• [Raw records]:
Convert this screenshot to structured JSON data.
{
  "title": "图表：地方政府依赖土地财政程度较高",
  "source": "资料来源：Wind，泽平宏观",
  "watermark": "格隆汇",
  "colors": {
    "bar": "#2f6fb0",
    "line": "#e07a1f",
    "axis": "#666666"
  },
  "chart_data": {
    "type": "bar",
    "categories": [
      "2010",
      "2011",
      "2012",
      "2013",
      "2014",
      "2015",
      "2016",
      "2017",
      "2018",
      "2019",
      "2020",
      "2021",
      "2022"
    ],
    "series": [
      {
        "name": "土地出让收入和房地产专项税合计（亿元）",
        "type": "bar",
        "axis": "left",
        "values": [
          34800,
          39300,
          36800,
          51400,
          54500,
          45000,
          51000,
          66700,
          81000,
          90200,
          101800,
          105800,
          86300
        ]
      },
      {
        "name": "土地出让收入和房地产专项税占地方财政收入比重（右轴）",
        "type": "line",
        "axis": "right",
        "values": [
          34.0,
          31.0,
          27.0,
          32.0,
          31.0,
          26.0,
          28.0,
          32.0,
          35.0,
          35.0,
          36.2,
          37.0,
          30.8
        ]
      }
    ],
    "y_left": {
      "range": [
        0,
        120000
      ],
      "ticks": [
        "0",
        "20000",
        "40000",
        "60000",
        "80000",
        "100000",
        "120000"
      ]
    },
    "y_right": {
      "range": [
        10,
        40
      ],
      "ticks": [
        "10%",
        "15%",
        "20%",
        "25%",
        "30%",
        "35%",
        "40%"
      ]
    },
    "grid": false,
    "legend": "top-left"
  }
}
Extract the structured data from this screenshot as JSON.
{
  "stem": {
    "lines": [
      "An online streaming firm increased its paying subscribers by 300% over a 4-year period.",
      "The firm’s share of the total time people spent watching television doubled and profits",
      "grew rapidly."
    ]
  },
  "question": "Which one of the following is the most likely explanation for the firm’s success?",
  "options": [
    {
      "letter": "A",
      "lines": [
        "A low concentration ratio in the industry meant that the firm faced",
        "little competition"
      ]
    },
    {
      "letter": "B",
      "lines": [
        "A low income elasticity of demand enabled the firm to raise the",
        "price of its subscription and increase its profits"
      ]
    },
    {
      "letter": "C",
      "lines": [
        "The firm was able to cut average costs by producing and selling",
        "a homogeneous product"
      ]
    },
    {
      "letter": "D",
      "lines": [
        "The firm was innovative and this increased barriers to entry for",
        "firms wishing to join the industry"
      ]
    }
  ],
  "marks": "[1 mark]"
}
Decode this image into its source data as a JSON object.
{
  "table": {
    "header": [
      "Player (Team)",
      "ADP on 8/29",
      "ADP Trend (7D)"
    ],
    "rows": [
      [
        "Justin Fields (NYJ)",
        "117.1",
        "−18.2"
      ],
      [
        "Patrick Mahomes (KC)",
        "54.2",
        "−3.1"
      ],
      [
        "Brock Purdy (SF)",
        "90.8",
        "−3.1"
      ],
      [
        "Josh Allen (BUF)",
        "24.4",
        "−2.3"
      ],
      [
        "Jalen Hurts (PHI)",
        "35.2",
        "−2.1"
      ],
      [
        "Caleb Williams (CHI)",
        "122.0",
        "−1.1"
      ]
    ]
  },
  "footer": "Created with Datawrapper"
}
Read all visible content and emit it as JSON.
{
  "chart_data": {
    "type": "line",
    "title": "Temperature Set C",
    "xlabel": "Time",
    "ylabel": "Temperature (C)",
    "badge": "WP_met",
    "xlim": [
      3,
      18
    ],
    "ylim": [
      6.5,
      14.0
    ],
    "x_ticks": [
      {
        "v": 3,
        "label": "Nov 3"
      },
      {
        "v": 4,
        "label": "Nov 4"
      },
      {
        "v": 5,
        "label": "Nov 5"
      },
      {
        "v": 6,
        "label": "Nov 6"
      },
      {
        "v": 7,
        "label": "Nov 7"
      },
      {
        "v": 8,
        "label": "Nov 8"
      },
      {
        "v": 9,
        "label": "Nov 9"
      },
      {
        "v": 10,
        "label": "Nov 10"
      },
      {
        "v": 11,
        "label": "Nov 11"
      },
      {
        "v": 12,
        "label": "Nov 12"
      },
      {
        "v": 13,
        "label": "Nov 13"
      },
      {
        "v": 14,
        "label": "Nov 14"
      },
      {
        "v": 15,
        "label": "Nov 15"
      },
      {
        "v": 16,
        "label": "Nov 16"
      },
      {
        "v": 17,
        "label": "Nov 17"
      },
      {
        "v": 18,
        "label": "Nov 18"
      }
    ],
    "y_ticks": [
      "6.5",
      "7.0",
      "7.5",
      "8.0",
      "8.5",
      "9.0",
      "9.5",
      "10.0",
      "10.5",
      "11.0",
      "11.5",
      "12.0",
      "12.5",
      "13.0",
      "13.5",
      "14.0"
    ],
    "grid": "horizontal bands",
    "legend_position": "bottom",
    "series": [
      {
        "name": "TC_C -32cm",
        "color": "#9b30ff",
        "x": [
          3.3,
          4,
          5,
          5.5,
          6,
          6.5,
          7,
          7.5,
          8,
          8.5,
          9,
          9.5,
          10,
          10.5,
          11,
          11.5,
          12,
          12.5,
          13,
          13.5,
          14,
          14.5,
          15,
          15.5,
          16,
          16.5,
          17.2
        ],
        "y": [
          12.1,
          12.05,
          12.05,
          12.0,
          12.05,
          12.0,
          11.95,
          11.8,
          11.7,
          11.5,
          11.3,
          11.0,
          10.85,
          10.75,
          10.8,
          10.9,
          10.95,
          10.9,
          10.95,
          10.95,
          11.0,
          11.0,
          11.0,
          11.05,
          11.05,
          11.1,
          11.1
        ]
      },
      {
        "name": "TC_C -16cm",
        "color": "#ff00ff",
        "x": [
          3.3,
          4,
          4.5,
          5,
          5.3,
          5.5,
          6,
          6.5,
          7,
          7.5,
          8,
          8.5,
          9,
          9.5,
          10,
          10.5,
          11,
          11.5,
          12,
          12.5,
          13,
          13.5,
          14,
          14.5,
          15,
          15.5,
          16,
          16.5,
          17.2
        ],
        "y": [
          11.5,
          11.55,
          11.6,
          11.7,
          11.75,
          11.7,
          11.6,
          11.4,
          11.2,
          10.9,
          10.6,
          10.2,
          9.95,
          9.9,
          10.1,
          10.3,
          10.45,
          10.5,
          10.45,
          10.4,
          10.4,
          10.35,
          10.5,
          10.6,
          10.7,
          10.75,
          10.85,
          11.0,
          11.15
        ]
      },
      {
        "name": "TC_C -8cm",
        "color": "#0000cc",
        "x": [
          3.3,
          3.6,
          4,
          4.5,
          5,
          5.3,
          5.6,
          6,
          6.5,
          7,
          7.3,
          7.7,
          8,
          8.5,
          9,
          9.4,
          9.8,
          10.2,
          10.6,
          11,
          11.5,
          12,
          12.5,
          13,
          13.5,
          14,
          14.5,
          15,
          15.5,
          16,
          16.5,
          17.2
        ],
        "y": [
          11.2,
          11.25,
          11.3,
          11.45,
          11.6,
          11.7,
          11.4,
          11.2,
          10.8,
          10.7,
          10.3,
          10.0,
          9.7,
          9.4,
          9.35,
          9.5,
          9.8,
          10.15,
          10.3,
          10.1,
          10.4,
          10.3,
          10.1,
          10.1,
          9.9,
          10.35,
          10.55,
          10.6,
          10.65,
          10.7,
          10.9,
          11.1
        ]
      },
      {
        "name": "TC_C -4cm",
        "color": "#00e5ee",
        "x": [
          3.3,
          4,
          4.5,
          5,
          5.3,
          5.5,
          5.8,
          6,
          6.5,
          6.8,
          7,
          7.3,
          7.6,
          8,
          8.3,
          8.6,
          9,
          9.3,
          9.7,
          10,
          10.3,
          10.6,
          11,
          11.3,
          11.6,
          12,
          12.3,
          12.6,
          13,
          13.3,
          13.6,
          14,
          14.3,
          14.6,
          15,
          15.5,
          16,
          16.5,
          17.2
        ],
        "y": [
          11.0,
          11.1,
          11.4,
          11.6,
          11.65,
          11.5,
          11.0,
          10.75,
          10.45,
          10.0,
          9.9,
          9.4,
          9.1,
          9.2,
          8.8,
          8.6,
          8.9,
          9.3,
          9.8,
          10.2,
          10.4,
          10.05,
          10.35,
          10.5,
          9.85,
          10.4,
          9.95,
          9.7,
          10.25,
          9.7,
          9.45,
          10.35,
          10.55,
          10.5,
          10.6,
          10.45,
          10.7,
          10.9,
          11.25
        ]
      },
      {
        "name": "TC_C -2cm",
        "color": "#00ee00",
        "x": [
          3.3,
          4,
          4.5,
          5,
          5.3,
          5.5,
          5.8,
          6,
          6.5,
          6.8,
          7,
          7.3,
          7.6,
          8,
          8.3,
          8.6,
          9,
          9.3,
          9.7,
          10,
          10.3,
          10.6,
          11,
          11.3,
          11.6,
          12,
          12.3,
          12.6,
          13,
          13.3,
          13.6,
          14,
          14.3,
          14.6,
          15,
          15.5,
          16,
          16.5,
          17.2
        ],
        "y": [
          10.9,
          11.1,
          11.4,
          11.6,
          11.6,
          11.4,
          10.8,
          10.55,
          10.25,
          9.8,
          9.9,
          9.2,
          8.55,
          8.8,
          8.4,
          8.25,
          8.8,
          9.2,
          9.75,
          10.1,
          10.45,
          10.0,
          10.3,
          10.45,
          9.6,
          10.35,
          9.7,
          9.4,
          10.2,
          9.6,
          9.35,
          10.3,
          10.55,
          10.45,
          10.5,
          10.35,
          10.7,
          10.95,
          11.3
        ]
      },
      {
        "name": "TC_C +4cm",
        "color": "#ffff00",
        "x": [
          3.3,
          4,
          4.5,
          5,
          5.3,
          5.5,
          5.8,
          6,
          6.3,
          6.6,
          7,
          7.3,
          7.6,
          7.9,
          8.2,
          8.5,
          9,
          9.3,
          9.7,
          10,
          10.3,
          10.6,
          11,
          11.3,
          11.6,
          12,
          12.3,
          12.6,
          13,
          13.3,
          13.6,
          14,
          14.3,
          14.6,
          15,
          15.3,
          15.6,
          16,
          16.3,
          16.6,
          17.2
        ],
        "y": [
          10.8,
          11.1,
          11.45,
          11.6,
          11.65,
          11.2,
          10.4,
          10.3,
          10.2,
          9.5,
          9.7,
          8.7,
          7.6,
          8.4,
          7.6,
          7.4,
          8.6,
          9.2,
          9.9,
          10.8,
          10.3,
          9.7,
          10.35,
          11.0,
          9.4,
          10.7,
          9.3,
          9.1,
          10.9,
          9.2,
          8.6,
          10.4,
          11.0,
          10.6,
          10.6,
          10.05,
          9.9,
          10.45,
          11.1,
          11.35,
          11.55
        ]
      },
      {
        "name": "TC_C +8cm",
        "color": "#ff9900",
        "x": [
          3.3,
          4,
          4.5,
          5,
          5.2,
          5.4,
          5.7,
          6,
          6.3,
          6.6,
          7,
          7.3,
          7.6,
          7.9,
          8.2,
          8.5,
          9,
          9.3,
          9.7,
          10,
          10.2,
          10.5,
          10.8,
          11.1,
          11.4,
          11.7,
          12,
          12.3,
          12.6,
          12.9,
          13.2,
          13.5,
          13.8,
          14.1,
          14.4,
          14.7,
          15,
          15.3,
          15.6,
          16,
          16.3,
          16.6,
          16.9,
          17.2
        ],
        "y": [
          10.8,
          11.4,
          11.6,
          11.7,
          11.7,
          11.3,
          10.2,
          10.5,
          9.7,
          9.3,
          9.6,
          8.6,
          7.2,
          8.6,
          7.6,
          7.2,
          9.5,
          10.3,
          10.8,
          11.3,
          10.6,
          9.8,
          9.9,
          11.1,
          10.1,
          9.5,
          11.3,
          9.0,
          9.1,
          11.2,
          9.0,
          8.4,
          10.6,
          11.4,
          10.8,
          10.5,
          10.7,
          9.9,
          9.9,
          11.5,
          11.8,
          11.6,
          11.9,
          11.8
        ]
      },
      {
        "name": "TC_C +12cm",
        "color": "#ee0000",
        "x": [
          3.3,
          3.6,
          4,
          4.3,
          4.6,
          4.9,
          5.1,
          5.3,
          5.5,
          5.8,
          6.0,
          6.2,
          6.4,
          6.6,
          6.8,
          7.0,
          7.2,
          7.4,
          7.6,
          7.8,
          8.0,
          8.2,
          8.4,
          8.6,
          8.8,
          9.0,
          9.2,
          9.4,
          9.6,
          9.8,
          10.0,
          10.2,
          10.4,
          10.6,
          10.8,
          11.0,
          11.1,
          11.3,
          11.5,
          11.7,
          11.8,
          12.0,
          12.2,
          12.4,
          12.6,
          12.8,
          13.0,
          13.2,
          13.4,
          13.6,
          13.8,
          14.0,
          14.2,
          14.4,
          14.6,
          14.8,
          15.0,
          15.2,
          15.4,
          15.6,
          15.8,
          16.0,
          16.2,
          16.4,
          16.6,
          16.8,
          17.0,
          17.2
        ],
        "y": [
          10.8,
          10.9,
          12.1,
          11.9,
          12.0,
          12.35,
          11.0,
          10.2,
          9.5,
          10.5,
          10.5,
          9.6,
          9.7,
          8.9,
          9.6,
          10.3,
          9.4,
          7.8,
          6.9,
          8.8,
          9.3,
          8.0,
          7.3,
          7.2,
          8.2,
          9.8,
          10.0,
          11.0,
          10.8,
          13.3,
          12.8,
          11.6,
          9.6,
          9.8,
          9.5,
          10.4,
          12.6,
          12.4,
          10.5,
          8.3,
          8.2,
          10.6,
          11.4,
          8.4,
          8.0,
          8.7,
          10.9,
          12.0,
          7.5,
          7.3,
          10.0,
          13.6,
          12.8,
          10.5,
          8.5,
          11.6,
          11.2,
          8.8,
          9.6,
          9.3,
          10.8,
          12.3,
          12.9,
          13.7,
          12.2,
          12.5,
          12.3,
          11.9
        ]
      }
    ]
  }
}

• [What the task asks]: Extract every line of the records above that contains the word "industry".

• [Correct answer]:
        "A low concentration ratio in the industry meant that the firm faced",
        "firms wishing to join the industry"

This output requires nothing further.